╭─ EXERCISE DATA

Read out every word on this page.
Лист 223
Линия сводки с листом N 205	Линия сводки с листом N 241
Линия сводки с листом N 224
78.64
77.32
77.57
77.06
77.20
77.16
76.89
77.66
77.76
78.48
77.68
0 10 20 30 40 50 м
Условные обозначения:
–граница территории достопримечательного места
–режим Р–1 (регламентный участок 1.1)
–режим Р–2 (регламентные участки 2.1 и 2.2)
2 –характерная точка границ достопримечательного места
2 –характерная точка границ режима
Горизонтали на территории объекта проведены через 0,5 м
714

╰─

• _DIRECTIONS_
Look over the listing. Pull out every line with the string "места" in it.

• _EXERCISE OUTPUT_
–граница территории достопримечательного места
2 –характерная точка границ достопримечательного места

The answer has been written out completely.